**Goal of the exercise**. Return, from the data that follows, each line that holds the word "skruvar".

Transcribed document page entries
>>

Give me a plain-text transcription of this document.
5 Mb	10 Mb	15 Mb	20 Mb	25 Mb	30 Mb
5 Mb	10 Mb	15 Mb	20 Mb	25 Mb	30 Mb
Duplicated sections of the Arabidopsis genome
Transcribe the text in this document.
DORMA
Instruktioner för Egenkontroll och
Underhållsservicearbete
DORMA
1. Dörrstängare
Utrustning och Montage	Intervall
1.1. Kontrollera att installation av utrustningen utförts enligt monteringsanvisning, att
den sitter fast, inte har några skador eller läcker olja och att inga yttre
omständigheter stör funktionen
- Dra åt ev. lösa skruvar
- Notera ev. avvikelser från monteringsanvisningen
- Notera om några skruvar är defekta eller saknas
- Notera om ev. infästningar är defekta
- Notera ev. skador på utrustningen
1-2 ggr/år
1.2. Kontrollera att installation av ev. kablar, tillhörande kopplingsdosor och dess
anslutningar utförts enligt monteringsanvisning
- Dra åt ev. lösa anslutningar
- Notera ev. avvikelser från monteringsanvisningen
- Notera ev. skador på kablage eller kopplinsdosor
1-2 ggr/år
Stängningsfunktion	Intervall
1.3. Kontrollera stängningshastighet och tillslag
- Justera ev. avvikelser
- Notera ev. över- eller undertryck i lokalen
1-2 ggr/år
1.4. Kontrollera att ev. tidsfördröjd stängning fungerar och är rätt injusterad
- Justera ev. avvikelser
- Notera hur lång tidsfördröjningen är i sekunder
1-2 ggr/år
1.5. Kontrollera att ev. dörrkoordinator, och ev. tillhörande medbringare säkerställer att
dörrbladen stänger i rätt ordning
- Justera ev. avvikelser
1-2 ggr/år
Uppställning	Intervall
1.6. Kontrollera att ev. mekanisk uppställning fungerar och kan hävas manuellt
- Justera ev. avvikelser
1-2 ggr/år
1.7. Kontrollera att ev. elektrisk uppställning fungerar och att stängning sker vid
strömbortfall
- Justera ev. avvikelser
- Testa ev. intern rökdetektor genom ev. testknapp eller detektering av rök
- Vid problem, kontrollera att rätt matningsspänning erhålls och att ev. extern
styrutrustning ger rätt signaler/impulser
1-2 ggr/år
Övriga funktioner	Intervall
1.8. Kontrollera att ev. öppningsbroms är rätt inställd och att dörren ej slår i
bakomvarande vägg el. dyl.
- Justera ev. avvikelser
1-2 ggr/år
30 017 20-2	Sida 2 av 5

<<
>>

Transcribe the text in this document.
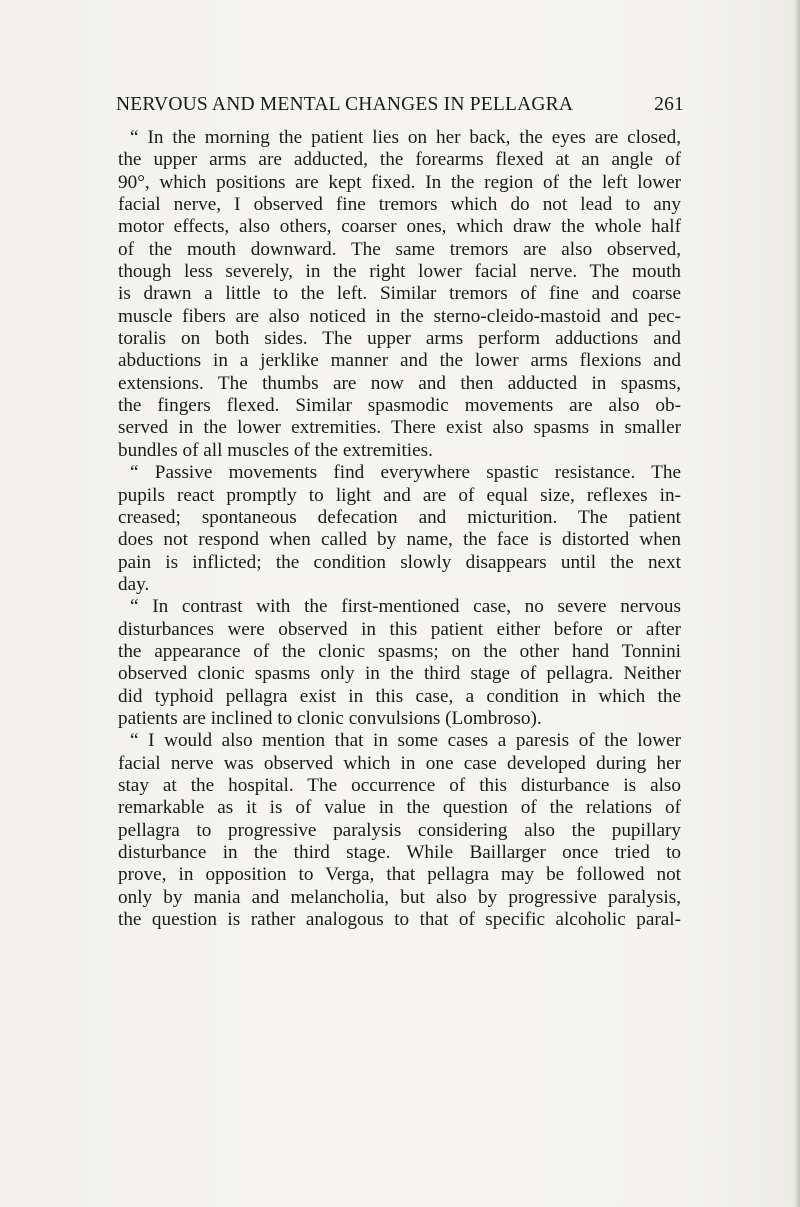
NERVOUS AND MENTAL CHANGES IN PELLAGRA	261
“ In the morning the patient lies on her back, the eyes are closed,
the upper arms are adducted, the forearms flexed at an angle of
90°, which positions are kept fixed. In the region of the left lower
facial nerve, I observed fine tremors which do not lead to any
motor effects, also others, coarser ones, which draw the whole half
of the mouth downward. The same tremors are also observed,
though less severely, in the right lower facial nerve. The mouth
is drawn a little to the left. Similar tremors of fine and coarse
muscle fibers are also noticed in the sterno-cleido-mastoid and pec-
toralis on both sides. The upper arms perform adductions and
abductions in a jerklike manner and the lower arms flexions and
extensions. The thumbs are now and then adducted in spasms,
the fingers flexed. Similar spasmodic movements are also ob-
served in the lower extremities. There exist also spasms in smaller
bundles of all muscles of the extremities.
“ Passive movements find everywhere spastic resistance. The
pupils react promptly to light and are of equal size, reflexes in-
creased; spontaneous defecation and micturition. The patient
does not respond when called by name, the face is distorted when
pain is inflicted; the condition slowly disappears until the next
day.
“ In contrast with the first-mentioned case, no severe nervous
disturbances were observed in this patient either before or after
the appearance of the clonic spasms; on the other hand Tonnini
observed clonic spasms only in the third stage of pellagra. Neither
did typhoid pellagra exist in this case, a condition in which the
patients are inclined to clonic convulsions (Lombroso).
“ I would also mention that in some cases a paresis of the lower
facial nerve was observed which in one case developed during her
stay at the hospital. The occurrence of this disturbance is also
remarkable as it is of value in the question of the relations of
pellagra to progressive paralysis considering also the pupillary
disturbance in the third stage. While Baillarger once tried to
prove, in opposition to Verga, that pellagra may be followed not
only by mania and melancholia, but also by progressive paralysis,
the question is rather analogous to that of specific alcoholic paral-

<<

**Expected output**.
- Dra åt ev. lösa skruvar
- Notera om några skruvar är defekta eller saknas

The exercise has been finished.